Records from a data source:
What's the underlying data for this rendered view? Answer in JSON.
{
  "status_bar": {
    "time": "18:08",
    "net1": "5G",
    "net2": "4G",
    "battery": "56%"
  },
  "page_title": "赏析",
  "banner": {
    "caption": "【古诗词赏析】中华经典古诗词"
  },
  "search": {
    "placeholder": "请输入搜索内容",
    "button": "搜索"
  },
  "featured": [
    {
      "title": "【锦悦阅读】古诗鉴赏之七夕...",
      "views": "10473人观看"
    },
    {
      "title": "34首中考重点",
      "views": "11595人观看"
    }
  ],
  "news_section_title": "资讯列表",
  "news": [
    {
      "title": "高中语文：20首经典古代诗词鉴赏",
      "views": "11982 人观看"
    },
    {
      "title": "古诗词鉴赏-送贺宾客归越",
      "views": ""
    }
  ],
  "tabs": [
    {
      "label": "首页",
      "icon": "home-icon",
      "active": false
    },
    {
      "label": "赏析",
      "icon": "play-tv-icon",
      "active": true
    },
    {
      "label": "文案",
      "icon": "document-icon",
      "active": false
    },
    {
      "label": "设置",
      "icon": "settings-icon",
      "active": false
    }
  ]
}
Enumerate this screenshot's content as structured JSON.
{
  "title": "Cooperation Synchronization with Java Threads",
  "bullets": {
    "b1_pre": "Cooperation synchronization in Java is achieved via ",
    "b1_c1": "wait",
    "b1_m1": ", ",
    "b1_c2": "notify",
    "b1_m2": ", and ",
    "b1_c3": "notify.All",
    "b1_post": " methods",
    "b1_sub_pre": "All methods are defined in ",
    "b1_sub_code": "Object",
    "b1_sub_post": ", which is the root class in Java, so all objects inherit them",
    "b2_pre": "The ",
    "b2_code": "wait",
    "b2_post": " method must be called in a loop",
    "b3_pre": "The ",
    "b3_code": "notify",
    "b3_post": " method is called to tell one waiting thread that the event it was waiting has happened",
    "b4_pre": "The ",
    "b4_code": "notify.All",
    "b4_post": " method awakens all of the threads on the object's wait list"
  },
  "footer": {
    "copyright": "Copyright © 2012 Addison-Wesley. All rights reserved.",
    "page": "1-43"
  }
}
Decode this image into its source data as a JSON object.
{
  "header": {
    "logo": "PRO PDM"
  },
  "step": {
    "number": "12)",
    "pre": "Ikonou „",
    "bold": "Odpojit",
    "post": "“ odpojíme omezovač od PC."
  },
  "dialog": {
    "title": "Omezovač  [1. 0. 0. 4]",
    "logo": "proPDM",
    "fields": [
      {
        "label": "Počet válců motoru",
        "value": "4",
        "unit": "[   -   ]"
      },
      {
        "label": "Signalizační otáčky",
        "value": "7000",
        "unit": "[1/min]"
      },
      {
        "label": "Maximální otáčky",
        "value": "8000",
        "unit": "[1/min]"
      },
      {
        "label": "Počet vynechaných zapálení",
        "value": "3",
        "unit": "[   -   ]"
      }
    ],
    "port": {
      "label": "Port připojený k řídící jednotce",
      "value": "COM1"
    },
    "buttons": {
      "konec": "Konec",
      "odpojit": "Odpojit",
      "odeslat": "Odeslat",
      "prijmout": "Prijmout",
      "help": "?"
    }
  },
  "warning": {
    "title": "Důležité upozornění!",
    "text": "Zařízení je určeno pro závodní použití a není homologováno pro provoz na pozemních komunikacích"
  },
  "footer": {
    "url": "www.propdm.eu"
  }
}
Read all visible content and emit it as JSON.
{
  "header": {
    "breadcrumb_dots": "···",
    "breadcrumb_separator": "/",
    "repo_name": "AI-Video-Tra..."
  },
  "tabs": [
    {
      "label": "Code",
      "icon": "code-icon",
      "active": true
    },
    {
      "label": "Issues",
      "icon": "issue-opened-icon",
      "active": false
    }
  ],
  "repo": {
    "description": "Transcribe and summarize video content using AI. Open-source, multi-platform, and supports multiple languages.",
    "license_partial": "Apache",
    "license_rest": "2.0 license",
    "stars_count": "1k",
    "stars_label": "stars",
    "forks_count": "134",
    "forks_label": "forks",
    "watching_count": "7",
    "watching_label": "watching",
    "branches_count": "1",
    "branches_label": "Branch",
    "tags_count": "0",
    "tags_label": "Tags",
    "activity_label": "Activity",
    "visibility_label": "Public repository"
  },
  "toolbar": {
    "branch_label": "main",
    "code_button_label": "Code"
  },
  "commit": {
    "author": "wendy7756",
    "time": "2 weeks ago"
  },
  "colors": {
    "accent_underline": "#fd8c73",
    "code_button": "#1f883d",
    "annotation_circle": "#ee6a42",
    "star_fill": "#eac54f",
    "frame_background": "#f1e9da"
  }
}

Directions for this task:
Only lines with the string "icon" belong in your answer; copy each one.

Final result:
      "icon": "home-icon",
      "icon": "play-tv-icon",
      "icon": "document-icon",
      "icon": "settings-icon",
      "icon": "code-icon",
      "icon": "issue-opened-icon",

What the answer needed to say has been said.